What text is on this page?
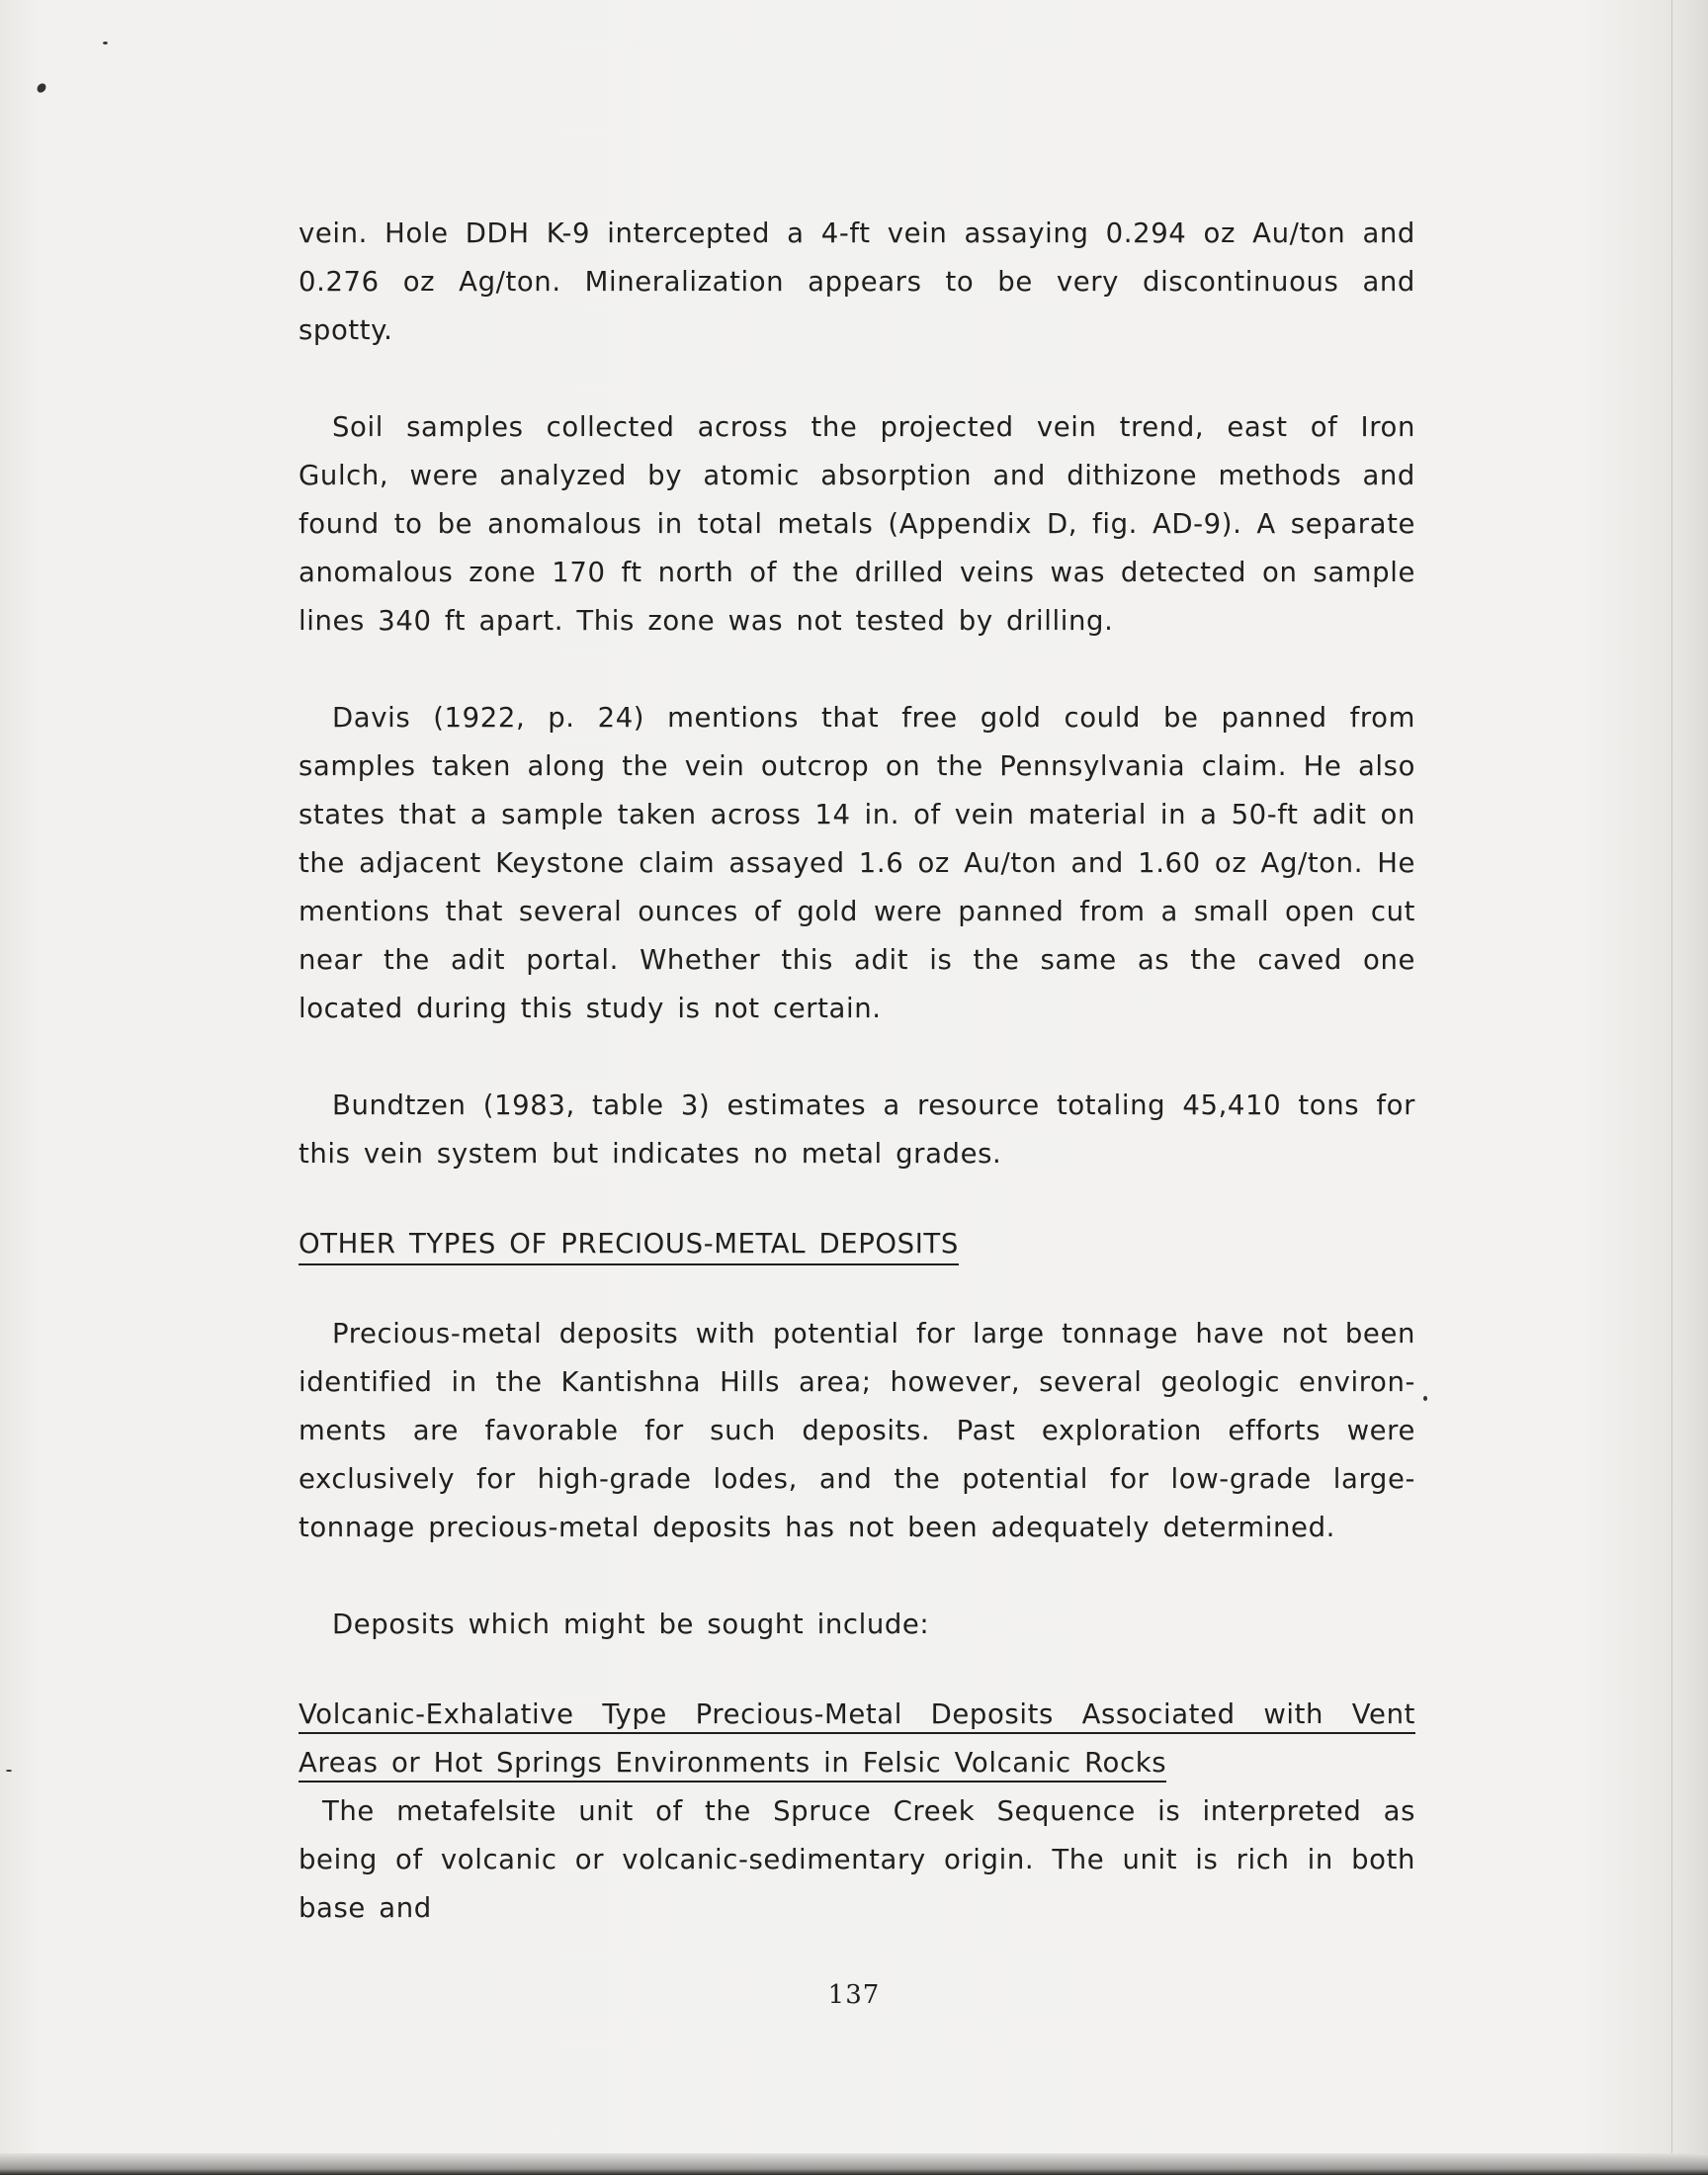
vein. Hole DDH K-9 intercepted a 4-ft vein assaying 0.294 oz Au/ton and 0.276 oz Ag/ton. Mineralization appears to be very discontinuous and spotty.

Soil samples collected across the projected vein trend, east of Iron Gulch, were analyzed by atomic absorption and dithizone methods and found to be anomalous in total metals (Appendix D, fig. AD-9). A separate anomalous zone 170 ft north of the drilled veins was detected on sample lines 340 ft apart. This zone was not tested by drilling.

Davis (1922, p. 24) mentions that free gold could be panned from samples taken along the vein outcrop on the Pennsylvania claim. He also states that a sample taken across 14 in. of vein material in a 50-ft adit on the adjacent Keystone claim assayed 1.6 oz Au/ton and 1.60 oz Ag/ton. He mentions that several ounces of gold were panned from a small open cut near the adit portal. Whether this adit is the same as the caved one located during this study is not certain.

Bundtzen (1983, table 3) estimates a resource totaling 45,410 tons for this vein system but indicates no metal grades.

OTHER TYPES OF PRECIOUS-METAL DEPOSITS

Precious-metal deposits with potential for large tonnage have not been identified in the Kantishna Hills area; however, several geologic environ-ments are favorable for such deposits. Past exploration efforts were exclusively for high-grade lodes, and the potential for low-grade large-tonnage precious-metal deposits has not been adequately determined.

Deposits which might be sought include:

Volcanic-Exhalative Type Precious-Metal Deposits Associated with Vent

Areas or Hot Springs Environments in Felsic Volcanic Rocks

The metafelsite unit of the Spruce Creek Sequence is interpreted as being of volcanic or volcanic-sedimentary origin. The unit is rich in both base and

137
────────────────
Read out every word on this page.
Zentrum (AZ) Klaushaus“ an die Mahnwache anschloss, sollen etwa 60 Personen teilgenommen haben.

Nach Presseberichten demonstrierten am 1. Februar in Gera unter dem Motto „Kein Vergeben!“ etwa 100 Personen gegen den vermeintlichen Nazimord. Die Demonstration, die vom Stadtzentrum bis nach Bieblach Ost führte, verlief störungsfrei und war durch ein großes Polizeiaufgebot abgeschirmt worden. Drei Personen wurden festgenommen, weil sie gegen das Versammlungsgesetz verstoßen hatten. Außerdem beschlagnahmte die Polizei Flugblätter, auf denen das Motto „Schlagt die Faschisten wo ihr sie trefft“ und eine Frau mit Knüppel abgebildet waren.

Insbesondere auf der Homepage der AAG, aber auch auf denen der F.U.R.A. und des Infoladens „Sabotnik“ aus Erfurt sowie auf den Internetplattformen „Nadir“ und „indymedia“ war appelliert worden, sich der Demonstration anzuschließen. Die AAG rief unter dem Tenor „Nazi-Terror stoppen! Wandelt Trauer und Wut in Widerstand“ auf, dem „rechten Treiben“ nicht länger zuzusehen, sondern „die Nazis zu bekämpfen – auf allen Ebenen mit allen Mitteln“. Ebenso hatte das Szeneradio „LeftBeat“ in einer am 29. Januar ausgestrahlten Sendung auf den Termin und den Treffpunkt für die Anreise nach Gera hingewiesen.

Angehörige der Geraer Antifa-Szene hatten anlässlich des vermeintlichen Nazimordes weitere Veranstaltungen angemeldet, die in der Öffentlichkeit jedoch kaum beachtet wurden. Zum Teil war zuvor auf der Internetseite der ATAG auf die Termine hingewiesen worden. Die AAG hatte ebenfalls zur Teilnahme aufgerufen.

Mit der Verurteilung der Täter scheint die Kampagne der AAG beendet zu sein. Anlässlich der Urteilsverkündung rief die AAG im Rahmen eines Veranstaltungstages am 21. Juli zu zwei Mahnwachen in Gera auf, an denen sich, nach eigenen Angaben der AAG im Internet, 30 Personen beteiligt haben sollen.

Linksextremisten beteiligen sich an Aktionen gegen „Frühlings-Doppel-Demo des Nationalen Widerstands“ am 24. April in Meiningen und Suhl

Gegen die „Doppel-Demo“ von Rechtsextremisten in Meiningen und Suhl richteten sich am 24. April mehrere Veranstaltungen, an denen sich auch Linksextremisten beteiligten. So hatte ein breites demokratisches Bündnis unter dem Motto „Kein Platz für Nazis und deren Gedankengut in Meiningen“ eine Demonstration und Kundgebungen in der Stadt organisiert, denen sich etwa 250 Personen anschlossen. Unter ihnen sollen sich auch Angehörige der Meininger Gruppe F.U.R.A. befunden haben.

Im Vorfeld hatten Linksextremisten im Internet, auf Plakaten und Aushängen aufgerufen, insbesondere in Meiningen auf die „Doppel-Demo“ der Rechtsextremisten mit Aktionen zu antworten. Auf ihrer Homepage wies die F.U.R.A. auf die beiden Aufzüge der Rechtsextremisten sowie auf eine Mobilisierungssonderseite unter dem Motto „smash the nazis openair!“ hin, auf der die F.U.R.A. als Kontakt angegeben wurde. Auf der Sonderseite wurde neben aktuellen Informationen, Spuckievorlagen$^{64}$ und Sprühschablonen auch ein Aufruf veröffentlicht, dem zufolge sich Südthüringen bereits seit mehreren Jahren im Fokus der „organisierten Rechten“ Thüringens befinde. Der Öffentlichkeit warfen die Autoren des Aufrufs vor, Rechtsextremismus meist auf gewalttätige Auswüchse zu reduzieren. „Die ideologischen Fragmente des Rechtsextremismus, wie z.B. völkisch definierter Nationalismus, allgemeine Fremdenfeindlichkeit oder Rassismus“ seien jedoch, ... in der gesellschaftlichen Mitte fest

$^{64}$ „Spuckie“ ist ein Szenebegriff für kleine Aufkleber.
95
────────────────
(What you need to do): I'd like every line with the string "rief" copied from the listing.

(Answer box):
Insbesondere auf der Homepage der AAG, aber auch auf denen der F.U.R.A. und des Infoladens „Sabotnik“ aus Erfurt sowie auf den Internetplattformen „Nadir“ und „indymedia“ war appelliert worden, sich der Demonstration anzuschließen. Die AAG rief unter dem Tenor „Nazi-Terror stoppen! Wandelt Trauer und Wut in Widerstand“ auf, dem „rechten Treiben“ nicht länger zuzusehen, sondern „die Nazis zu bekämpfen – auf allen Ebenen mit allen Mitteln“. Ebenso hatte das Szeneradio „LeftBeat“ in einer am 29. Januar ausgestrahlten Sendung auf den Termin und den Treffpunkt für die Anreise nach Gera hingewiesen.
Mit der Verurteilung der Täter scheint die Kampagne der AAG beendet zu sein. Anlässlich der Urteilsverkündung rief die AAG im Rahmen eines Veranstaltungstages am 21. Juli zu zwei Mahnwachen in Gera auf, an denen sich, nach eigenen Angaben der AAG im Internet, 30 Personen beteiligt haben sollen.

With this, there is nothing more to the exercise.